┌──
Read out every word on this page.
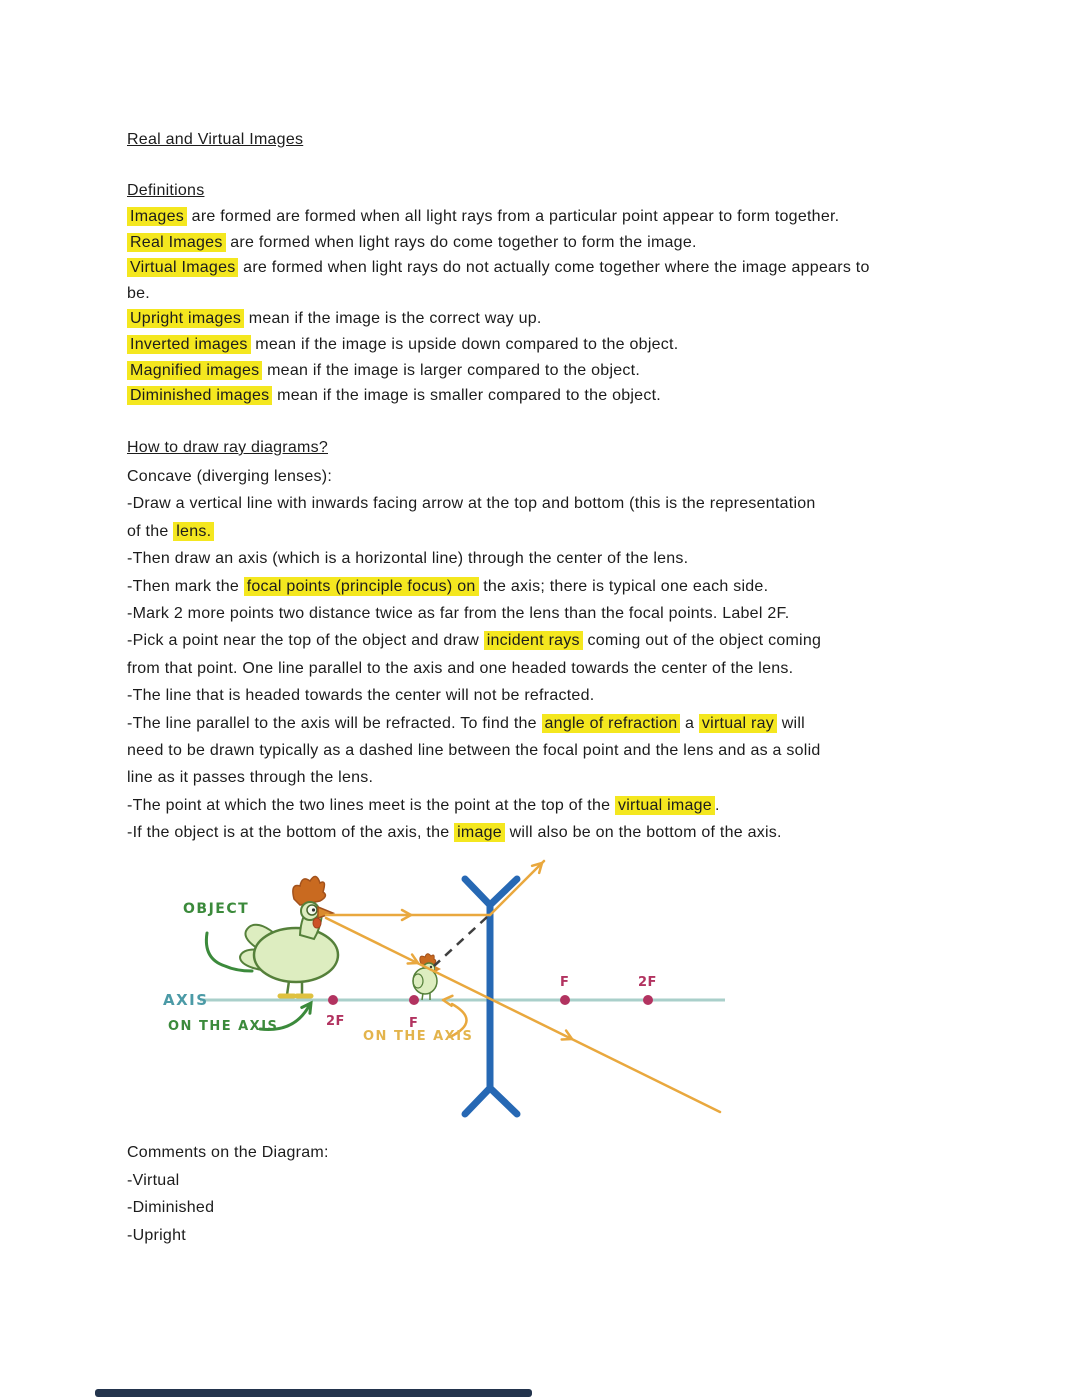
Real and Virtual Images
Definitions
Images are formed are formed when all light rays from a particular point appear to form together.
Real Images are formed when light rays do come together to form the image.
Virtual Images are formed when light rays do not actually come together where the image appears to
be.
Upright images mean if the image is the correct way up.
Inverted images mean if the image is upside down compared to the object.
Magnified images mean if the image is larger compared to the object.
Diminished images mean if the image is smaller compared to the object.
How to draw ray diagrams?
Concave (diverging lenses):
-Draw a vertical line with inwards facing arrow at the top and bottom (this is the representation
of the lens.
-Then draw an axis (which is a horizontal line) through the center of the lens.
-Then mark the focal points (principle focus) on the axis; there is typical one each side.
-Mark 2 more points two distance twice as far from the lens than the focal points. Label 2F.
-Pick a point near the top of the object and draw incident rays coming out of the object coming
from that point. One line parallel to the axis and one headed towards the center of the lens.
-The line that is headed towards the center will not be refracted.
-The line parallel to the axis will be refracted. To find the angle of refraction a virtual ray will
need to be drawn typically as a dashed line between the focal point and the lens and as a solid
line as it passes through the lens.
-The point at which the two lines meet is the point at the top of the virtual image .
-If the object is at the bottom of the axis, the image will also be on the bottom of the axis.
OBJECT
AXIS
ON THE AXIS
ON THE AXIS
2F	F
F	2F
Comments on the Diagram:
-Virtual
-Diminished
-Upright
└──
### What this task involves
Of the lines in the records, determine how many contain the word "light", and report that number alone.

### The reply
3